> [Exercise goal] Go through the data and copy every line exactly, but not the images.

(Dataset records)

○ ○ ○

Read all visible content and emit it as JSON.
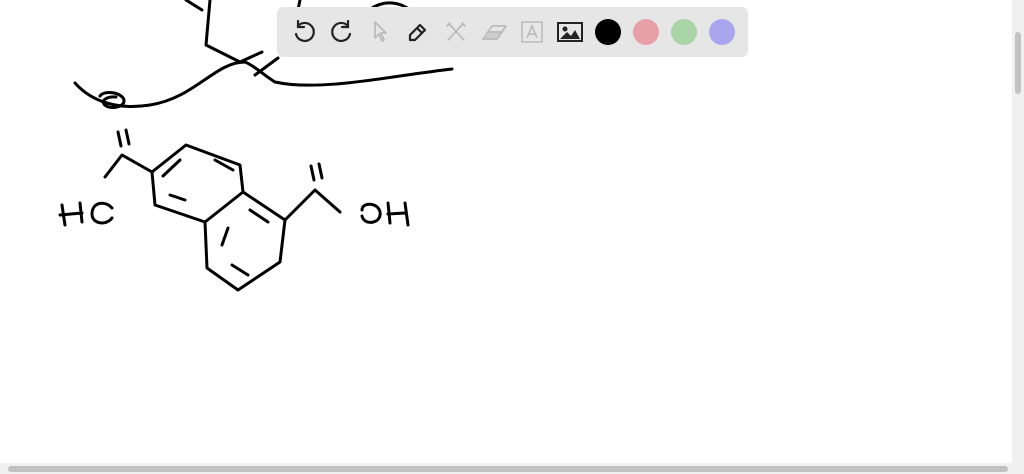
{
  "toolbar": {
    "tools": [
      "undo-icon",
      "redo-icon",
      "select-icon",
      "pen-icon",
      "tools-icon",
      "eraser-icon",
      "text-icon",
      "image-icon"
    ],
    "colors": [
      "#000000",
      "#e8a0a8",
      "#a8d4a8",
      "#aaa6ee"
    ],
    "selected_color": "#000000"
  }
}
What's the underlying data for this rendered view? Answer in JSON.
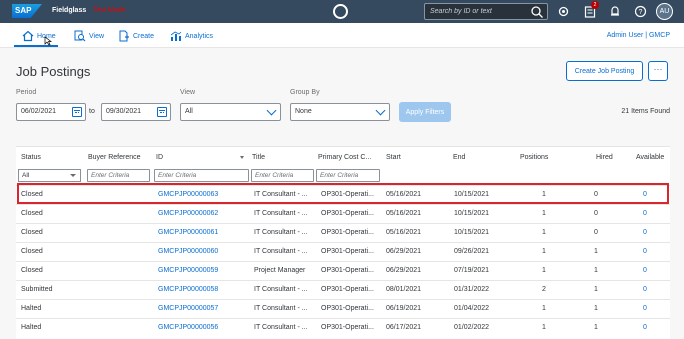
{
  "shell": {
    "logo": "SAP",
    "brand": "Fieldglass",
    "brand_env": "Test Mode",
    "search_placeholder": "Search by ID or text",
    "notification_badge": "2",
    "avatar_initials": "AU"
  },
  "nav": {
    "items": [
      {
        "label": "Home"
      },
      {
        "label": "View"
      },
      {
        "label": "Create"
      },
      {
        "label": "Analytics"
      }
    ],
    "user": "Admin User | GMCP"
  },
  "page": {
    "title": "Job Postings",
    "create_button": "Create Job Posting",
    "more_button": "···"
  },
  "filters": {
    "period_label": "Period",
    "period_from": "06/02/2021",
    "to_label": "to",
    "period_to": "09/30/2021",
    "view_label": "View",
    "view_value": "All",
    "group_label": "Group By",
    "group_value": "None",
    "apply_label": "Apply Filters",
    "items_found": "21 Items Found"
  },
  "table": {
    "headers": {
      "status": "Status",
      "buyer_ref": "Buyer Reference",
      "id": "ID",
      "title": "Title",
      "cost": "Primary Cost C...",
      "start": "Start",
      "end": "End",
      "positions": "Positions",
      "hired": "Hired",
      "available": "Available"
    },
    "filter_row": {
      "status": "All",
      "buyer_ref": "Enter Criteria",
      "id": "Enter Criteria",
      "title": "Enter Criteria",
      "cost": "Enter Criteria"
    },
    "rows": [
      {
        "status": "Closed",
        "id": "GMCPJP00000063",
        "title": "IT Consultant - ...",
        "cost": "OP301-Operati...",
        "start": "05/16/2021",
        "end": "10/15/2021",
        "positions": "1",
        "hired": "0",
        "available": "0"
      },
      {
        "status": "Closed",
        "id": "GMCPJP00000062",
        "title": "IT Consultant - ...",
        "cost": "OP301-Operati...",
        "start": "05/16/2021",
        "end": "10/15/2021",
        "positions": "1",
        "hired": "0",
        "available": "0"
      },
      {
        "status": "Closed",
        "id": "GMCPJP00000061",
        "title": "IT Consultant - ...",
        "cost": "OP301-Operati...",
        "start": "05/16/2021",
        "end": "10/15/2021",
        "positions": "1",
        "hired": "0",
        "available": "0"
      },
      {
        "status": "Closed",
        "id": "GMCPJP00000060",
        "title": "IT Consultant - ...",
        "cost": "OP301-Operati...",
        "start": "06/29/2021",
        "end": "09/26/2021",
        "positions": "1",
        "hired": "1",
        "available": "0"
      },
      {
        "status": "Closed",
        "id": "GMCPJP00000059",
        "title": "Project Manager",
        "cost": "OP301-Operati...",
        "start": "06/29/2021",
        "end": "07/19/2021",
        "positions": "1",
        "hired": "1",
        "available": "0"
      },
      {
        "status": "Submitted",
        "id": "GMCPJP00000058",
        "title": "IT Consultant - ...",
        "cost": "OP301-Operati...",
        "start": "08/01/2021",
        "end": "01/31/2022",
        "positions": "2",
        "hired": "1",
        "available": "0"
      },
      {
        "status": "Halted",
        "id": "GMCPJP00000057",
        "title": "IT Consultant - ...",
        "cost": "OP301-Operati...",
        "start": "06/19/2021",
        "end": "01/04/2022",
        "positions": "1",
        "hired": "1",
        "available": "0"
      },
      {
        "status": "Halted",
        "id": "GMCPJP00000056",
        "title": "IT Consultant - ...",
        "cost": "OP301-Operati...",
        "start": "06/17/2021",
        "end": "01/02/2022",
        "positions": "1",
        "hired": "1",
        "available": "0"
      }
    ]
  }
}
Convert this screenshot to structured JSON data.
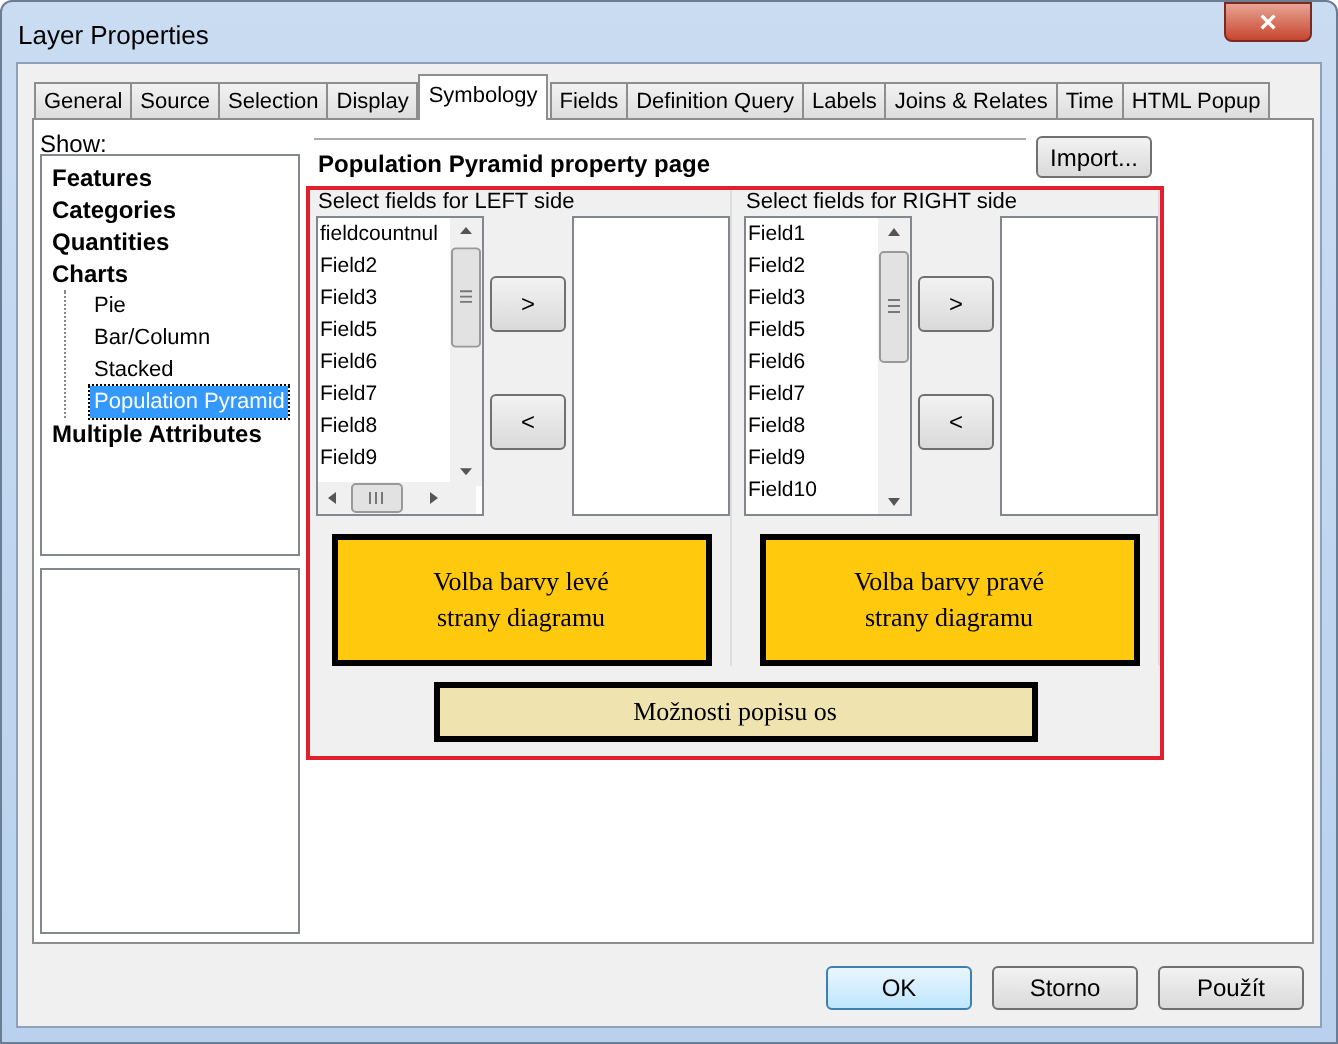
{
  "window": {
    "title": "Layer Properties",
    "close": "×"
  },
  "tabs": [
    {
      "label": "General",
      "selected": false
    },
    {
      "label": "Source",
      "selected": false
    },
    {
      "label": "Selection",
      "selected": false
    },
    {
      "label": "Display",
      "selected": false
    },
    {
      "label": "Symbology",
      "selected": true
    },
    {
      "label": "Fields",
      "selected": false
    },
    {
      "label": "Definition Query",
      "selected": false
    },
    {
      "label": "Labels",
      "selected": false
    },
    {
      "label": "Joins & Relates",
      "selected": false
    },
    {
      "label": "Time",
      "selected": false
    },
    {
      "label": "HTML Popup",
      "selected": false
    }
  ],
  "show_label": "Show:",
  "tree": [
    {
      "label": "Features",
      "selected": false
    },
    {
      "label": "Categories",
      "selected": false
    },
    {
      "label": "Quantities",
      "selected": false
    },
    {
      "label": "Charts",
      "selected": false,
      "children": [
        {
          "label": "Pie",
          "selected": false
        },
        {
          "label": "Bar/Column",
          "selected": false
        },
        {
          "label": "Stacked",
          "selected": false
        },
        {
          "label": "Population Pyramid",
          "selected": true
        }
      ]
    },
    {
      "label": "Multiple Attributes",
      "selected": false
    }
  ],
  "page_title": "Population Pyramid property page",
  "import_button": "Import...",
  "sides": [
    {
      "label": "Select fields for LEFT side",
      "fields": [
        "fieldcountnul",
        "Field2",
        "Field3",
        "Field5",
        "Field6",
        "Field7",
        "Field8",
        "Field9"
      ],
      "horizontal_scrollbar": true,
      "add_button": ">",
      "remove_button": "<",
      "color_button": "Volba barvy levé strany diagramu"
    },
    {
      "label": "Select fields for RIGHT side",
      "fields": [
        "Field1",
        "Field2",
        "Field3",
        "Field5",
        "Field6",
        "Field7",
        "Field8",
        "Field9",
        "Field10"
      ],
      "horizontal_scrollbar": false,
      "add_button": ">",
      "remove_button": "<",
      "color_button": "Volba barvy pravé strany diagramu"
    }
  ],
  "axis_button": "Možnosti popisu os",
  "buttons": [
    {
      "label": "OK",
      "default": true
    },
    {
      "label": "Storno",
      "default": false
    },
    {
      "label": "Použít",
      "default": false
    }
  ]
}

○ ○ ○

> [In response]
Read all visible content and emit it as JSON.
{
  "toolbar": {
    "tools": [
      "undo-icon",
      "redo-icon",
      "select-icon",
      "pen-icon",
      "tools-icon",
      "eraser-icon",
      "text-icon",
      "image-icon"
    ],
    "colors": [
      "#000000",
      "#e8a0a8",
      "#a8d4a8",
      "#aaa6ee"
    ],
    "selected_color": "#000000"
  }
}
What's the underlying data for this rendered view? Answer in JSON.
{
  "shell": {
    "logo": "SAP",
    "brand": "Fieldglass",
    "brand_env": "Test Mode",
    "search_placeholder": "Search by ID or text",
    "notification_badge": "2",
    "avatar_initials": "AU"
  },
  "nav": {
    "items": [
      {
        "label": "Home"
      },
      {
        "label": "View"
      },
      {
        "label": "Create"
      },
      {
        "label": "Analytics"
      }
    ],
    "user": "Admin User | GMCP"
  },
  "page": {
    "title": "Job Postings",
    "create_button": "Create Job Posting",
    "more_button": "···"
  },
  "filters": {
    "period_label": "Period",
    "period_from": "06/02/2021",
    "to_label": "to",
    "period_to": "09/30/2021",
    "view_label": "View",
    "view_value": "All",
    "group_label": "Group By",
    "group_value": "None",
    "apply_label": "Apply Filters",
    "items_found": "21 Items Found"
  },
  "table": {
    "headers": {
      "status": "Status",
      "buyer_ref": "Buyer Reference",
      "id": "ID",
      "title": "Title",
      "cost": "Primary Cost C...",
      "start": "Start",
      "end": "End",
      "positions": "Positions",
      "hired": "Hired",
      "available": "Available"
    },
    "filter_row": {
      "status": "All",
      "buyer_ref": "Enter Criteria",
      "id": "Enter Criteria",
      "title": "Enter Criteria",
      "cost": "Enter Criteria"
    },
    "rows": [
      {
        "status": "Closed",
        "id": "GMCPJP00000063",
        "title": "IT Consultant - ...",
        "cost": "OP301-Operati...",
        "start": "05/16/2021",
        "end": "10/15/2021",
        "positions": "1",
        "hired": "0",
        "available": "0"
      },
      {
        "status": "Closed",
        "id": "GMCPJP00000062",
        "title": "IT Consultant - ...",
        "cost": "OP301-Operati...",
        "start": "05/16/2021",
        "end": "10/15/2021",
        "positions": "1",
        "hired": "0",
        "available": "0"
      },
      {
        "status": "Closed",
        "id": "GMCPJP00000061",
        "title": "IT Consultant - ...",
        "cost": "OP301-Operati...",
        "start": "05/16/2021",
        "end": "10/15/2021",
        "positions": "1",
        "hired": "0",
        "available": "0"
      },
      {
        "status": "Closed",
        "id": "GMCPJP00000060",
        "title": "IT Consultant - ...",
        "cost": "OP301-Operati...",
        "start": "06/29/2021",
        "end": "09/26/2021",
        "positions": "1",
        "hired": "1",
        "available": "0"
      },
      {
        "status": "Closed",
        "id": "GMCPJP00000059",
        "title": "Project Manager",
        "cost": "OP301-Operati...",
        "start": "06/29/2021",
        "end": "07/19/2021",
        "positions": "1",
        "hired": "1",
        "available": "0"
      },
      {
        "status": "Submitted",
        "id": "GMCPJP00000058",
        "title": "IT Consultant - ...",
        "cost": "OP301-Operati...",
        "start": "08/01/2021",
        "end": "01/31/2022",
        "positions": "2",
        "hired": "1",
        "available": "0"
      },
      {
        "status": "Halted",
        "id": "GMCPJP00000057",
        "title": "IT Consultant - ...",
        "cost": "OP301-Operati...",
        "start": "06/19/2021",
        "end": "01/04/2022",
        "positions": "1",
        "hired": "1",
        "available": "0"
      },
      {
        "status": "Halted",
        "id": "GMCPJP00000056",
        "title": "IT Consultant - ...",
        "cost": "OP301-Operati...",
        "start": "06/17/2021",
        "end": "01/02/2022",
        "positions": "1",
        "hired": "1",
        "available": "0"
      }
    ]
  }
}
Convert this screenshot to structured JSON data.
{
  "window": {
    "title": "Layer Properties",
    "close": "×"
  },
  "tabs": [
    {
      "label": "General",
      "selected": false
    },
    {
      "label": "Source",
      "selected": false
    },
    {
      "label": "Selection",
      "selected": false
    },
    {
      "label": "Display",
      "selected": false
    },
    {
      "label": "Symbology",
      "selected": true
    },
    {
      "label": "Fields",
      "selected": false
    },
    {
      "label": "Definition Query",
      "selected": false
    },
    {
      "label": "Labels",
      "selected": false
    },
    {
      "label": "Joins & Relates",
      "selected": false
    },
    {
      "label": "Time",
      "selected": false
    },
    {
      "label": "HTML Popup",
      "selected": false
    }
  ],
  "show_label": "Show:",
  "tree": [
    {
      "label": "Features",
      "selected": false
    },
    {
      "label": "Categories",
      "selected": false
    },
    {
      "label": "Quantities",
      "selected": false
    },
    {
      "label": "Charts",
      "selected": false,
      "children": [
        {
          "label": "Pie",
          "selected": false
        },
        {
          "label": "Bar/Column",
          "selected": false
        },
        {
          "label": "Stacked",
          "selected": false
        },
        {
          "label": "Population Pyramid",
          "selected": true
        }
      ]
    },
    {
      "label": "Multiple Attributes",
      "selected": false
    }
  ],
  "page_title": "Population Pyramid property page",
  "import_button": "Import...",
  "sides": [
    {
      "label": "Select fields for LEFT side",
      "fields": [
        "fieldcountnul",
        "Field2",
        "Field3",
        "Field5",
        "Field6",
        "Field7",
        "Field8",
        "Field9"
      ],
      "horizontal_scrollbar": true,
      "add_button": ">",
      "remove_button": "<",
      "color_button": "Volba barvy levé strany diagramu"
    },
    {
      "label": "Select fields for RIGHT side",
      "fields": [
        "Field1",
        "Field2",
        "Field3",
        "Field5",
        "Field6",
        "Field7",
        "Field8",
        "Field9",
        "Field10"
      ],
      "horizontal_scrollbar": false,
      "add_button": ">",
      "remove_button": "<",
      "color_button": "Volba barvy pravé strany diagramu"
    }
  ],
  "axis_button": "Možnosti popisu os",
  "buttons": [
    {
      "label": "OK",
      "default": true
    },
    {
      "label": "Storno",
      "default": false
    },
    {
      "label": "Použít",
      "default": false
    }
  ]
}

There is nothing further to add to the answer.